──────── Data under study

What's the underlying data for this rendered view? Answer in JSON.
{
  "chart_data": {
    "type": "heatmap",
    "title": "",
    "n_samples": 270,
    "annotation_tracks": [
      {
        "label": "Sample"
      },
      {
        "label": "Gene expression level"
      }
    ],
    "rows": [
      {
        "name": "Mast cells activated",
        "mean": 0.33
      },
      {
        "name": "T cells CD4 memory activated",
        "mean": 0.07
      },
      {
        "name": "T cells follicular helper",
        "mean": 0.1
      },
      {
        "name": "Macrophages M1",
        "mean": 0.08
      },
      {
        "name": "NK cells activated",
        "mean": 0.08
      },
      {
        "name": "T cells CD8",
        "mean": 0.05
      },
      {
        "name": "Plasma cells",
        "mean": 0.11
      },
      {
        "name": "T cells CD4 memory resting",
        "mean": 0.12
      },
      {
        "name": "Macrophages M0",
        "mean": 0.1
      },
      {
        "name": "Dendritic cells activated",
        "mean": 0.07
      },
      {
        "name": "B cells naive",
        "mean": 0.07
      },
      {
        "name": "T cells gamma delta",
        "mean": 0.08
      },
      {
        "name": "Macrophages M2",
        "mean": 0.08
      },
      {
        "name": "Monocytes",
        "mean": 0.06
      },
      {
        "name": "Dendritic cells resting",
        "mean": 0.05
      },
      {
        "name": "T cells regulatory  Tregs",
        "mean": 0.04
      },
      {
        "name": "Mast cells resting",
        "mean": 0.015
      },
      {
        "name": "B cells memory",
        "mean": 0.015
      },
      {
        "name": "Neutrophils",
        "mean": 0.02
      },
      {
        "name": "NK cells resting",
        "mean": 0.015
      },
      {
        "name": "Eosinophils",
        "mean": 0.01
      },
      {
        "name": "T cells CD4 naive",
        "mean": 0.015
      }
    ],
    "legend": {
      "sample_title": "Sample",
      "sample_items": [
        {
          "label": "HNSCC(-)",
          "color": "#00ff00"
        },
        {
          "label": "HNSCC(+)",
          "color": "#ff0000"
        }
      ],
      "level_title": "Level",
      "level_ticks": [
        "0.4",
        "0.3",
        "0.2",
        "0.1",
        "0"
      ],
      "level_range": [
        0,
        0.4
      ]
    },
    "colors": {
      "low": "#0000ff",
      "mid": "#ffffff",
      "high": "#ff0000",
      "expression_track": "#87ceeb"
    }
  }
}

────────────────

● **Aim of the task**: Write out each entry again, leaving every word as it is.

● **Task result**:
What's the underlying data for this rendered view? Answer in JSON.
{
  "chart_data": {
    "type": "heatmap",
    "title": "",
    "n_samples": 270,
    "annotation_tracks": [
      {
        "label": "Sample"
      },
      {
        "label": "Gene expression level"
      }
    ],
    "rows": [
      {
        "name": "Mast cells activated",
        "mean": 0.33
      },
      {
        "name": "T cells CD4 memory activated",
        "mean": 0.07
      },
      {
        "name": "T cells follicular helper",
        "mean": 0.1
      },
      {
        "name": "Macrophages M1",
        "mean": 0.08
      },
      {
        "name": "NK cells activated",
        "mean": 0.08
      },
      {
        "name": "T cells CD8",
        "mean": 0.05
      },
      {
        "name": "Plasma cells",
        "mean": 0.11
      },
      {
        "name": "T cells CD4 memory resting",
        "mean": 0.12
      },
      {
        "name": "Macrophages M0",
        "mean": 0.1
      },
      {
        "name": "Dendritic cells activated",
        "mean": 0.07
      },
      {
        "name": "B cells naive",
        "mean": 0.07
      },
      {
        "name": "T cells gamma delta",
        "mean": 0.08
      },
      {
        "name": "Macrophages M2",
        "mean": 0.08
      },
      {
        "name": "Monocytes",
        "mean": 0.06
      },
      {
        "name": "Dendritic cells resting",
        "mean": 0.05
      },
      {
        "name": "T cells regulatory  Tregs",
        "mean": 0.04
      },
      {
        "name": "Mast cells resting",
        "mean": 0.015
      },
      {
        "name": "B cells memory",
        "mean": 0.015
      },
      {
        "name": "Neutrophils",
        "mean": 0.02
      },
      {
        "name": "NK cells resting",
        "mean": 0.015
      },
      {
        "name": "Eosinophils",
        "mean": 0.01
      },
      {
        "name": "T cells CD4 naive",
        "mean": 0.015
      }
    ],
    "legend": {
      "sample_title": "Sample",
      "sample_items": [
        {
          "label": "HNSCC(-)",
          "color": "#00ff00"
        },
        {
          "label": "HNSCC(+)",
          "color": "#ff0000"
        }
      ],
      "level_title": "Level",
      "level_ticks": [
        "0.4",
        "0.3",
        "0.2",
        "0.1",
        "0"
      ],
      "level_range": [
        0,
        0.4
      ]
    },
    "colors": {
      "low": "#0000ff",
      "mid": "#ffffff",
      "high": "#ff0000",
      "expression_track": "#87ceeb"
    }
  }
}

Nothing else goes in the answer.